■ **What is being asked**: Give only the number of lines that include the string "name".

■ **Stored entries**:
+--

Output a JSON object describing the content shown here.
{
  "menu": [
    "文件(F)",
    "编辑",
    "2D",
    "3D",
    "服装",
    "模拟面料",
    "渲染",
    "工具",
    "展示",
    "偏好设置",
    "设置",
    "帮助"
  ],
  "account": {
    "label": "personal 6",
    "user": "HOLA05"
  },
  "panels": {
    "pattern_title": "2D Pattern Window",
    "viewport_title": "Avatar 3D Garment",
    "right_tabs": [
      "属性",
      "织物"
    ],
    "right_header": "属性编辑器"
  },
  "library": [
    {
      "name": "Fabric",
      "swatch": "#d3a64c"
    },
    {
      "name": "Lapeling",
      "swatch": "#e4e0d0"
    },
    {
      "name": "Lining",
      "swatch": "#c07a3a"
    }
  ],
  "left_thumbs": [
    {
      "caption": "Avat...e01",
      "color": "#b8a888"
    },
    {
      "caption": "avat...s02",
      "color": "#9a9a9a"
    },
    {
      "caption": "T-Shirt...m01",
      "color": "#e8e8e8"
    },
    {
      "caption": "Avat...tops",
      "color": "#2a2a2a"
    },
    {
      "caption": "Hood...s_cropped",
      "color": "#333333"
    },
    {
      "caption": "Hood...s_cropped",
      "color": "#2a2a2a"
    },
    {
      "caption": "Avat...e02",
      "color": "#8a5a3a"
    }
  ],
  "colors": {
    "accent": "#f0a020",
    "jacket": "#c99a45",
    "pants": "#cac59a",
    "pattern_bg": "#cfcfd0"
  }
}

+--

■ **Correct response**: 3